■ Problem to work on
Where the data below has the string "equation", return the whole line.

■ Extracted records

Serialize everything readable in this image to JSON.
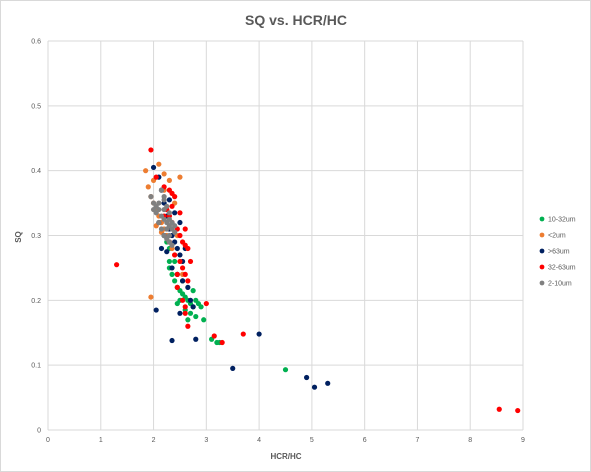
{
  "chart_data": {
    "type": "scatter",
    "title": "SQ vs. HCR/HC",
    "xlabel": "HCR/HC",
    "ylabel": "SQ",
    "xlim": [
      0,
      9
    ],
    "ylim": [
      0,
      0.6
    ],
    "x_ticks": [
      "0",
      "1",
      "2",
      "3",
      "4",
      "5",
      "6",
      "7",
      "8",
      "9"
    ],
    "y_ticks": [
      "0",
      "0.1",
      "0.2",
      "0.3",
      "0.4",
      "0.5",
      "0.6"
    ],
    "grid": true,
    "legend_position": "right",
    "series": [
      {
        "name": "10-32um",
        "color": "#00b050",
        "points": [
          [
            2.3,
            0.25
          ],
          [
            2.4,
            0.23
          ],
          [
            2.45,
            0.22
          ],
          [
            2.5,
            0.215
          ],
          [
            2.55,
            0.21
          ],
          [
            2.6,
            0.205
          ],
          [
            2.65,
            0.2
          ],
          [
            2.7,
            0.195
          ],
          [
            2.75,
            0.19
          ],
          [
            2.8,
            0.2
          ],
          [
            2.85,
            0.195
          ],
          [
            2.9,
            0.19
          ],
          [
            2.95,
            0.17
          ],
          [
            2.6,
            0.185
          ],
          [
            2.7,
            0.18
          ],
          [
            2.8,
            0.175
          ],
          [
            2.75,
            0.215
          ],
          [
            2.5,
            0.2
          ],
          [
            2.45,
            0.195
          ],
          [
            2.35,
            0.24
          ],
          [
            2.3,
            0.26
          ],
          [
            2.55,
            0.23
          ],
          [
            2.4,
            0.26
          ],
          [
            2.65,
            0.17
          ],
          [
            3.1,
            0.14
          ],
          [
            3.2,
            0.135
          ],
          [
            3.25,
            0.135
          ],
          [
            4.5,
            0.093
          ],
          [
            2.2,
            0.3
          ],
          [
            2.25,
            0.29
          ],
          [
            2.3,
            0.28
          ]
        ]
      },
      {
        "name": "<2um",
        "color": "#ed7d31",
        "points": [
          [
            1.85,
            0.4
          ],
          [
            1.9,
            0.375
          ],
          [
            1.95,
            0.36
          ],
          [
            2.0,
            0.35
          ],
          [
            2.05,
            0.34
          ],
          [
            2.1,
            0.33
          ],
          [
            2.15,
            0.32
          ],
          [
            2.2,
            0.31
          ],
          [
            2.25,
            0.3
          ],
          [
            2.3,
            0.29
          ],
          [
            2.35,
            0.28
          ],
          [
            2.4,
            0.27
          ],
          [
            2.1,
            0.41
          ],
          [
            2.2,
            0.395
          ],
          [
            2.3,
            0.385
          ],
          [
            2.5,
            0.39
          ],
          [
            2.05,
            0.315
          ],
          [
            2.15,
            0.305
          ],
          [
            2.25,
            0.34
          ],
          [
            2.35,
            0.32
          ],
          [
            2.45,
            0.3
          ],
          [
            2.55,
            0.24
          ],
          [
            1.95,
            0.205
          ],
          [
            2.4,
            0.35
          ],
          [
            2.2,
            0.37
          ],
          [
            2.0,
            0.385
          ]
        ]
      },
      {
        "name": ">63um",
        "color": "#002060",
        "points": [
          [
            2.0,
            0.405
          ],
          [
            2.1,
            0.39
          ],
          [
            2.15,
            0.37
          ],
          [
            2.2,
            0.35
          ],
          [
            2.25,
            0.33
          ],
          [
            2.3,
            0.31
          ],
          [
            2.35,
            0.3
          ],
          [
            2.4,
            0.29
          ],
          [
            2.45,
            0.28
          ],
          [
            2.5,
            0.27
          ],
          [
            2.55,
            0.26
          ],
          [
            2.1,
            0.32
          ],
          [
            2.2,
            0.3
          ],
          [
            2.25,
            0.275
          ],
          [
            2.35,
            0.25
          ],
          [
            2.45,
            0.24
          ],
          [
            2.55,
            0.23
          ],
          [
            2.4,
            0.335
          ],
          [
            2.5,
            0.32
          ],
          [
            2.3,
            0.355
          ],
          [
            2.6,
            0.28
          ],
          [
            2.65,
            0.22
          ],
          [
            2.7,
            0.2
          ],
          [
            2.75,
            0.19
          ],
          [
            2.5,
            0.18
          ],
          [
            2.05,
            0.185
          ],
          [
            2.35,
            0.138
          ],
          [
            2.8,
            0.14
          ],
          [
            3.5,
            0.095
          ],
          [
            4.0,
            0.148
          ],
          [
            4.9,
            0.081
          ],
          [
            5.05,
            0.066
          ],
          [
            5.3,
            0.072
          ],
          [
            2.15,
            0.28
          ]
        ]
      },
      {
        "name": "32-63um",
        "color": "#ff0000",
        "points": [
          [
            1.95,
            0.432
          ],
          [
            2.05,
            0.39
          ],
          [
            2.2,
            0.375
          ],
          [
            2.3,
            0.37
          ],
          [
            2.35,
            0.365
          ],
          [
            2.4,
            0.36
          ],
          [
            2.25,
            0.34
          ],
          [
            2.3,
            0.33
          ],
          [
            2.35,
            0.32
          ],
          [
            2.45,
            0.31
          ],
          [
            2.5,
            0.3
          ],
          [
            2.55,
            0.29
          ],
          [
            2.6,
            0.285
          ],
          [
            2.65,
            0.28
          ],
          [
            2.4,
            0.27
          ],
          [
            2.5,
            0.26
          ],
          [
            2.55,
            0.25
          ],
          [
            2.6,
            0.24
          ],
          [
            2.65,
            0.23
          ],
          [
            2.7,
            0.26
          ],
          [
            2.3,
            0.29
          ],
          [
            2.2,
            0.33
          ],
          [
            2.45,
            0.22
          ],
          [
            2.55,
            0.2
          ],
          [
            2.6,
            0.19
          ],
          [
            2.65,
            0.16
          ],
          [
            2.6,
            0.18
          ],
          [
            3.0,
            0.195
          ],
          [
            3.15,
            0.145
          ],
          [
            3.3,
            0.135
          ],
          [
            3.7,
            0.148
          ],
          [
            1.3,
            0.255
          ],
          [
            8.55,
            0.032
          ],
          [
            8.9,
            0.03
          ],
          [
            2.35,
            0.345
          ],
          [
            2.5,
            0.335
          ],
          [
            2.6,
            0.31
          ],
          [
            2.45,
            0.24
          ]
        ]
      },
      {
        "name": "2-10um",
        "color": "#808080",
        "points": [
          [
            1.95,
            0.36
          ],
          [
            2.0,
            0.35
          ],
          [
            2.05,
            0.345
          ],
          [
            2.1,
            0.34
          ],
          [
            2.15,
            0.33
          ],
          [
            2.2,
            0.325
          ],
          [
            2.25,
            0.32
          ],
          [
            2.3,
            0.315
          ],
          [
            2.35,
            0.31
          ],
          [
            2.4,
            0.305
          ],
          [
            2.2,
            0.3
          ],
          [
            2.25,
            0.295
          ],
          [
            2.3,
            0.29
          ],
          [
            2.15,
            0.31
          ],
          [
            2.1,
            0.32
          ],
          [
            2.05,
            0.335
          ],
          [
            2.0,
            0.34
          ],
          [
            2.2,
            0.355
          ],
          [
            2.25,
            0.345
          ],
          [
            2.3,
            0.335
          ],
          [
            2.15,
            0.37
          ],
          [
            2.2,
            0.36
          ],
          [
            2.35,
            0.32
          ],
          [
            2.4,
            0.315
          ],
          [
            2.3,
            0.3
          ],
          [
            2.25,
            0.31
          ],
          [
            2.35,
            0.285
          ],
          [
            2.1,
            0.35
          ],
          [
            2.2,
            0.34
          ],
          [
            2.3,
            0.325
          ]
        ]
      }
    ]
  }
}
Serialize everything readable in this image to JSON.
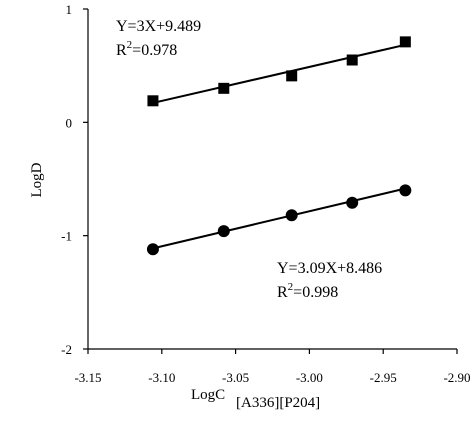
{
  "chart_data": {
    "type": "scatter",
    "title": "",
    "xlabel": "LogC",
    "xlabel_sub": "[A336][P204]",
    "ylabel": "LogD",
    "xlim": [
      -3.15,
      -2.9
    ],
    "ylim": [
      -2,
      1
    ],
    "xticks": [
      -3.15,
      -3.1,
      -3.05,
      -3.0,
      -2.95,
      -2.9
    ],
    "xtick_labels": [
      "-3.15",
      "-3.10",
      "-3.05",
      "-3.00",
      "-2.95",
      "-2.90"
    ],
    "yticks": [
      -2,
      -1,
      0,
      1
    ],
    "ytick_labels": [
      "-2",
      "-1",
      "0",
      "1"
    ],
    "grid": false,
    "series": [
      {
        "marker": "square",
        "color": "#000000",
        "x": [
          -3.106,
          -3.058,
          -3.012,
          -2.971,
          -2.935
        ],
        "y": [
          0.19,
          0.3,
          0.41,
          0.55,
          0.71
        ],
        "fit": {
          "x": [
            -3.106,
            -2.935
          ],
          "y": [
            0.171,
            0.684
          ]
        },
        "annotation": {
          "equation": "Y=3X+9.489",
          "r2_label": "R",
          "r2_sup": "2",
          "r2_value": "=0.978"
        }
      },
      {
        "marker": "circle",
        "color": "#000000",
        "x": [
          -3.106,
          -3.058,
          -3.012,
          -2.971,
          -2.935
        ],
        "y": [
          -1.12,
          -0.96,
          -0.82,
          -0.71,
          -0.6
        ],
        "fit": {
          "x": [
            -3.106,
            -2.935
          ],
          "y": [
            -1.112,
            -0.584
          ]
        },
        "annotation": {
          "equation": "Y=3.09X+8.486",
          "r2_label": "R",
          "r2_sup": "2",
          "r2_value": "=0.998"
        }
      }
    ]
  }
}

■ Task solution
          "equation": "Y=3X+9.489",
          "equation": "Y=3.09X+8.486",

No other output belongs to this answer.